=== Set problem ===
Copy out all the lines in the records that include the word "JSON".

*** Raw records

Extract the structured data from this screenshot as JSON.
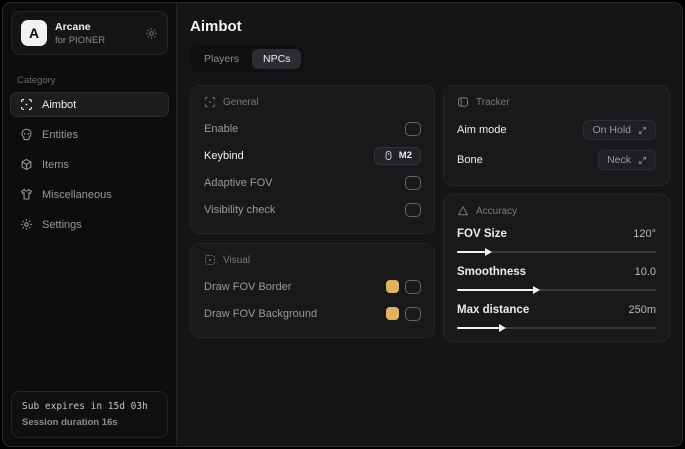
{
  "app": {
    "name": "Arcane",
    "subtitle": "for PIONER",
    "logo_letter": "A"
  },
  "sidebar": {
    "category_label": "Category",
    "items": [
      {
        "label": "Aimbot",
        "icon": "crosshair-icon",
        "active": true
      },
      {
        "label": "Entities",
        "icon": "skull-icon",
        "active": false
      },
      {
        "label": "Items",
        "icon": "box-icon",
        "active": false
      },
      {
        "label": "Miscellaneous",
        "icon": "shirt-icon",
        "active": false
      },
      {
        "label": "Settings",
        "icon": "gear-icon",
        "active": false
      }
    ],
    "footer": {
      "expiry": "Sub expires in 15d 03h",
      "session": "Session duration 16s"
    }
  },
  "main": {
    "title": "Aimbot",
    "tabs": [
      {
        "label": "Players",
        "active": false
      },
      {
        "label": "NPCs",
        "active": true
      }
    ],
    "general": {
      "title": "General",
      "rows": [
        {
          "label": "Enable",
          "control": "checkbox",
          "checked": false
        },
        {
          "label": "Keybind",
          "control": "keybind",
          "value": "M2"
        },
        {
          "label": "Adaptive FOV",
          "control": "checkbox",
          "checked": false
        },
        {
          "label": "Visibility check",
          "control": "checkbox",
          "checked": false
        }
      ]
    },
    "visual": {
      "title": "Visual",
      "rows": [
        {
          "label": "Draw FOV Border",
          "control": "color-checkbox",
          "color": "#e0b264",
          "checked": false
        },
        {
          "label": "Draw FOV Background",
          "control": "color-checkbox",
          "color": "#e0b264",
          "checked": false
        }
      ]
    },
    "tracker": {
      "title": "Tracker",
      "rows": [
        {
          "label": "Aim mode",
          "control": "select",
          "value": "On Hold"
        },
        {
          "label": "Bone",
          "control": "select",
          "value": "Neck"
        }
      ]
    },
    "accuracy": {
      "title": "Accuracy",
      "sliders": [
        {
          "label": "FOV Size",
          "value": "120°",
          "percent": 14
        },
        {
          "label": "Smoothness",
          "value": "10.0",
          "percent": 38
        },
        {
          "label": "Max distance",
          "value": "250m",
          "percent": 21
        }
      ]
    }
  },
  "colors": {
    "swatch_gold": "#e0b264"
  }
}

******
*** Raw records

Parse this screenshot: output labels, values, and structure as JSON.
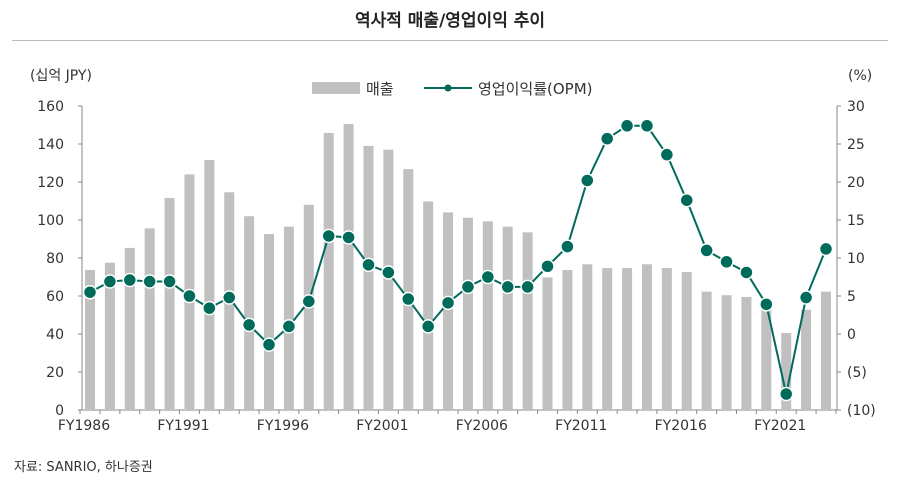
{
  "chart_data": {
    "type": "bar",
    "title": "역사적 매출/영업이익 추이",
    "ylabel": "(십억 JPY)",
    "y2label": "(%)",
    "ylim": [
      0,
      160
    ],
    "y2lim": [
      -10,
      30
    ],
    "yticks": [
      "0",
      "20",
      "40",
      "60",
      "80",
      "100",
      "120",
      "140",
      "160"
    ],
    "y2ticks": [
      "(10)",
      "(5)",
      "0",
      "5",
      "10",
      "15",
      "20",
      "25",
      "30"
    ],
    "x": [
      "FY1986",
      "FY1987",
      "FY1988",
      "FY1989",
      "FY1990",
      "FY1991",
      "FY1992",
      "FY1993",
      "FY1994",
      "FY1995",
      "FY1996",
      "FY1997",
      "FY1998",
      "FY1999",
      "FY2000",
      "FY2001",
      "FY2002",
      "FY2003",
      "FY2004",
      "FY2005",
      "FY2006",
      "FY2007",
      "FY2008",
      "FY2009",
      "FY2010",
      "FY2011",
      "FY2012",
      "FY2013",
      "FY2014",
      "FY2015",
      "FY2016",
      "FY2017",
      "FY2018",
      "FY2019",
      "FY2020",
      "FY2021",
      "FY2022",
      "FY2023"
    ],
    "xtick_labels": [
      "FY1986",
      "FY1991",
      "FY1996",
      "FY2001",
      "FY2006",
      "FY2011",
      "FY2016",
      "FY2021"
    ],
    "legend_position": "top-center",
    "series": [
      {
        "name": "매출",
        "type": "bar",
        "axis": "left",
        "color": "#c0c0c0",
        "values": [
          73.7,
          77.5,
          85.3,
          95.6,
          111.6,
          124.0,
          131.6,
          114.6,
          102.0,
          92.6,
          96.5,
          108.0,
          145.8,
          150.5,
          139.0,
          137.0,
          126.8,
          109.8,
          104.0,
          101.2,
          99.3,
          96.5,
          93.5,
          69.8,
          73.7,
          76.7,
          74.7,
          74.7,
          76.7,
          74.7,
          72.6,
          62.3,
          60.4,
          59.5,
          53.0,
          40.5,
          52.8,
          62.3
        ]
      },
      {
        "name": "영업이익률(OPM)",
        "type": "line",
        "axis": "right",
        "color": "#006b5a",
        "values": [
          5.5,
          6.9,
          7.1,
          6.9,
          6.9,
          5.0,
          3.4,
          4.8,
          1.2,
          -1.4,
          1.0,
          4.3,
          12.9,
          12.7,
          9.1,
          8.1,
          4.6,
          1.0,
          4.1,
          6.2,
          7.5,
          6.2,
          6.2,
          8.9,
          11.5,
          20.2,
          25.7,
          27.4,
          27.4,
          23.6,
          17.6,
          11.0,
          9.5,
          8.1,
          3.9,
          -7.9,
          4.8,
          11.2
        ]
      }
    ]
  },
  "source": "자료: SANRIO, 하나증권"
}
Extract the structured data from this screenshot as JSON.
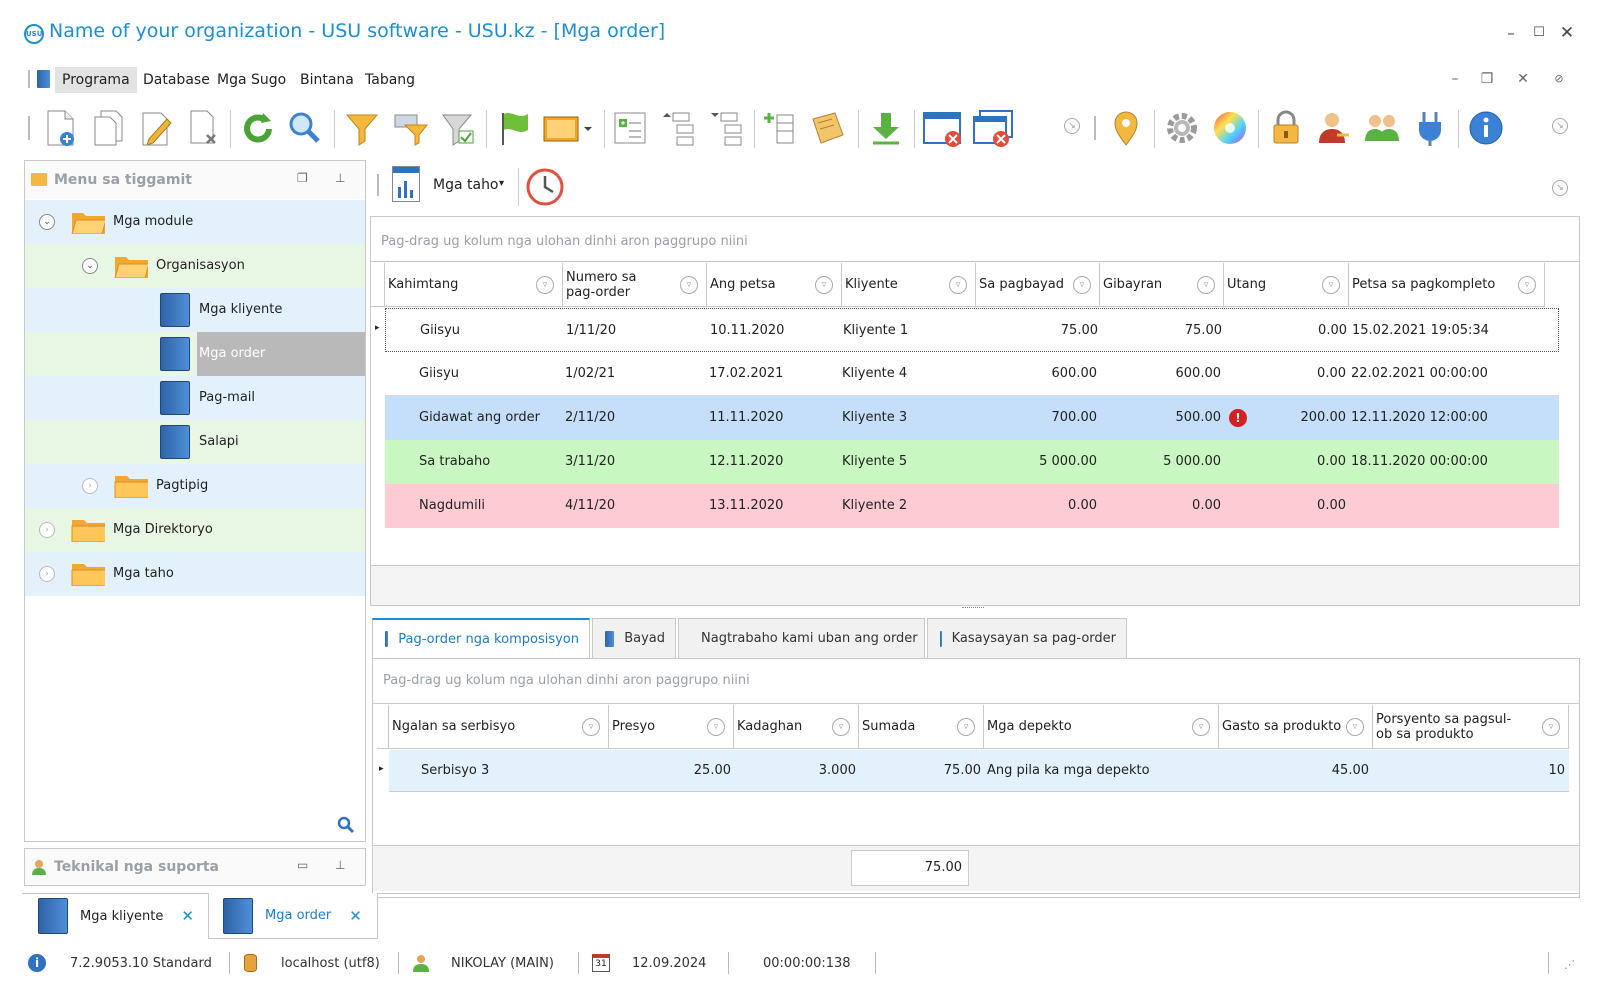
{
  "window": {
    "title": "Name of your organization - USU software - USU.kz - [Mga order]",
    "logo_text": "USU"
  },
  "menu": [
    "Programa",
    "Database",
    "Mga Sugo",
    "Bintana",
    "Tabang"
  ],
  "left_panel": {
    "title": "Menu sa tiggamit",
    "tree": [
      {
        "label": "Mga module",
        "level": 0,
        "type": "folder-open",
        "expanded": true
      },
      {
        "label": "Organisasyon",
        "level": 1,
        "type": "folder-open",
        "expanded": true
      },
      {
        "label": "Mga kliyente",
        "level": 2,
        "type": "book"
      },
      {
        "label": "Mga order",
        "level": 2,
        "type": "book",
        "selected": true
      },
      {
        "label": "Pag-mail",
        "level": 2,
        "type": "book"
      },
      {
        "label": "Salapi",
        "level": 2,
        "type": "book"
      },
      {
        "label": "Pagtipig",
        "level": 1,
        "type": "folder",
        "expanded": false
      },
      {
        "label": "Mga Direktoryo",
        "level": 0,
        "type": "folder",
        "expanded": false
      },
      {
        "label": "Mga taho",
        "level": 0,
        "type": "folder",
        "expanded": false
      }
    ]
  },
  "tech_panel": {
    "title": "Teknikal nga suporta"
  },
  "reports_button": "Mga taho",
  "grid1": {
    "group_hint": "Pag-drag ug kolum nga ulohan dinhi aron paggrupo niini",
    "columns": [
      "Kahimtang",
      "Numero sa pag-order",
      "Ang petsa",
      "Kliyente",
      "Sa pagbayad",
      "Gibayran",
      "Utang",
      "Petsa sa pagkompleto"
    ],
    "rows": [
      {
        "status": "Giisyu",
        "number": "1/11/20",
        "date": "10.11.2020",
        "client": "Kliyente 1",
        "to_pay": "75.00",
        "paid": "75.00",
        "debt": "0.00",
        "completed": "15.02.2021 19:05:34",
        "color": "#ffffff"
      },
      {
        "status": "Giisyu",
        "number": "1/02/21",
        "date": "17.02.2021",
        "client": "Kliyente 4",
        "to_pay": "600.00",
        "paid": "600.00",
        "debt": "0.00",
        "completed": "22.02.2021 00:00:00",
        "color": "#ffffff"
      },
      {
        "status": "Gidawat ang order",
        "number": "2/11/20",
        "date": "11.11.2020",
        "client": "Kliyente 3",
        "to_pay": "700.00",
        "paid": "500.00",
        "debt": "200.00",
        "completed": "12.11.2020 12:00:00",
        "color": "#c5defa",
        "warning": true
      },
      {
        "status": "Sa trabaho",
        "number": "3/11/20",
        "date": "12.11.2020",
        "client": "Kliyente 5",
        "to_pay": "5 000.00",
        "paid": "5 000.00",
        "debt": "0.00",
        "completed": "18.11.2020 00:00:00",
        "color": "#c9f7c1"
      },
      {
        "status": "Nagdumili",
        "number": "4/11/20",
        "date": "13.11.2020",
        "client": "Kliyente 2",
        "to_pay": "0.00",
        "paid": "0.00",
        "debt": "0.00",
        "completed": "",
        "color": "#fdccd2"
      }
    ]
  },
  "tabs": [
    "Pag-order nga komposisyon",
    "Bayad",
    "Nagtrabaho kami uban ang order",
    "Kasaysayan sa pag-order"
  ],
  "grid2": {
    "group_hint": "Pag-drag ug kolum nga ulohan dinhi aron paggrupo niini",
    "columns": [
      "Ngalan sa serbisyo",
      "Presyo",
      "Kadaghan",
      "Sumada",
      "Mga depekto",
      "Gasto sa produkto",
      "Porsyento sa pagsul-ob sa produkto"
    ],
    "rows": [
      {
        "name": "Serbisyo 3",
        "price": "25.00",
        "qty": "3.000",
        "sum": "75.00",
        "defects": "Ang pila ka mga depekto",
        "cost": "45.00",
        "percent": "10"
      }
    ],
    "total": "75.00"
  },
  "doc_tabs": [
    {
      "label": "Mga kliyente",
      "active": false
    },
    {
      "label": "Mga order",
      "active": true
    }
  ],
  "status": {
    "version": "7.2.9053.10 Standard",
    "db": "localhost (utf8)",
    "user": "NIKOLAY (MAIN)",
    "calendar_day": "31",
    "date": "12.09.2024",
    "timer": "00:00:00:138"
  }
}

******
*** Raw records

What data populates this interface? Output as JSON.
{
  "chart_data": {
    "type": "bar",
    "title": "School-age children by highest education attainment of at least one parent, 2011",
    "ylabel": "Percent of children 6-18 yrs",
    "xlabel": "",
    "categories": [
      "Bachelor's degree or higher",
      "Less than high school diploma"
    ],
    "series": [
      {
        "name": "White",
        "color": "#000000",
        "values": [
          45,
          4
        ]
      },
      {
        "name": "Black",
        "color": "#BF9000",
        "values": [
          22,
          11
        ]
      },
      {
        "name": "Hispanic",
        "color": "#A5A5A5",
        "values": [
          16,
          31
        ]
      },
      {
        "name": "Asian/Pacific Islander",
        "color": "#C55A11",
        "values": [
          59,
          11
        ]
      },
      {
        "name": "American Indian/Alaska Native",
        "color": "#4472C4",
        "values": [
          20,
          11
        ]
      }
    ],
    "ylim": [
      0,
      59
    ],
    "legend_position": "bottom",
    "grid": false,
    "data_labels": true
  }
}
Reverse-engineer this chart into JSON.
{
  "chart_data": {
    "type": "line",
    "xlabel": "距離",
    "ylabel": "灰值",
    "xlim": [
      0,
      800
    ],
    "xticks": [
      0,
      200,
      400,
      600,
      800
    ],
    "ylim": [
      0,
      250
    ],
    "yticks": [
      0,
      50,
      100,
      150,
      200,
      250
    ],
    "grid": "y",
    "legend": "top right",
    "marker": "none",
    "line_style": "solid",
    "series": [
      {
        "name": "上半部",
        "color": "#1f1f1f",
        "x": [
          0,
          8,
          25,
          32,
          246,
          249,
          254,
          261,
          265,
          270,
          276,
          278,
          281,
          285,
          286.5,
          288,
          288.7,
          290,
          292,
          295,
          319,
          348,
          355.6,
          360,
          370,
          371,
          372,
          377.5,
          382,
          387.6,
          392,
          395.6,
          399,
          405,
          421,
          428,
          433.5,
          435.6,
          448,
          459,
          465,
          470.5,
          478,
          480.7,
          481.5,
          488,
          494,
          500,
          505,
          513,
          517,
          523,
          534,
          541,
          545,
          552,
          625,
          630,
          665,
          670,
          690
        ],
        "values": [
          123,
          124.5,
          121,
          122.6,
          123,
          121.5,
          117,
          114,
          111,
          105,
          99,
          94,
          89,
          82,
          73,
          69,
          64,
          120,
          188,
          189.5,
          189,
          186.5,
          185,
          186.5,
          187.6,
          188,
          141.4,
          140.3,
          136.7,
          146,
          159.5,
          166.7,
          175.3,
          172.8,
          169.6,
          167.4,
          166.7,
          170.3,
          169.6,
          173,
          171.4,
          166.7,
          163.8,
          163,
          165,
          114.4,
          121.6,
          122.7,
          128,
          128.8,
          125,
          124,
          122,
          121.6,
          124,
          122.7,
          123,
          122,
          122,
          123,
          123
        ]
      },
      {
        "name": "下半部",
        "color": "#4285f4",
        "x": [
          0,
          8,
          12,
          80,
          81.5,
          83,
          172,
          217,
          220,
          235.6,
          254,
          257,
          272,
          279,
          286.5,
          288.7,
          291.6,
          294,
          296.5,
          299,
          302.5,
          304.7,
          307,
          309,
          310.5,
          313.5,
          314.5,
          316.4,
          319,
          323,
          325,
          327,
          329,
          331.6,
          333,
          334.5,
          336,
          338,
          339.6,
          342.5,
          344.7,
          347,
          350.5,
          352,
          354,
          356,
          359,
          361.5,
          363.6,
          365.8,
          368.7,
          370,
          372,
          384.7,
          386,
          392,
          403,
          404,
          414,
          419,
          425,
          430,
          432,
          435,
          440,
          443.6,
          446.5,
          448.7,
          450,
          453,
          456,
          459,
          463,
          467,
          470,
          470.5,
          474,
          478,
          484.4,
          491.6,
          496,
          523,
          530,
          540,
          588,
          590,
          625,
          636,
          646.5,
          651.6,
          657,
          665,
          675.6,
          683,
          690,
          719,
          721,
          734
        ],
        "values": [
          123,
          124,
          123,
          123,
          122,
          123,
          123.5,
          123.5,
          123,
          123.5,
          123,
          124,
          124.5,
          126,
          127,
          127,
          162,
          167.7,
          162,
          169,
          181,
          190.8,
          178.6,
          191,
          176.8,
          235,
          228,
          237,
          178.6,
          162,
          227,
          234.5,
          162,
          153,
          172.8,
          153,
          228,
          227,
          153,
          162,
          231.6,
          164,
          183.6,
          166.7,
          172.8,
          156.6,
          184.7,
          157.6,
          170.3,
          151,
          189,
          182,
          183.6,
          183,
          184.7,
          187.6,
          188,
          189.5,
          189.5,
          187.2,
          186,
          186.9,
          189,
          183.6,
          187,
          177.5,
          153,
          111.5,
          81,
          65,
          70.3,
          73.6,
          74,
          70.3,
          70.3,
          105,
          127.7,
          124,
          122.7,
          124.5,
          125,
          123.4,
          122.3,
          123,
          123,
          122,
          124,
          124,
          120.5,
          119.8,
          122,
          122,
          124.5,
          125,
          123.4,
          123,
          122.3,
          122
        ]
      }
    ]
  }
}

******

=== Output for this task ===
Extract the structured data from this screenshot as JSON.
Parse this screenshot: output labels, values, and structure as JSON.
Extract the structured data from this screenshot as JSON.
What data populates this interface? Output as JSON.
Reverse-engineer this chart into JSON.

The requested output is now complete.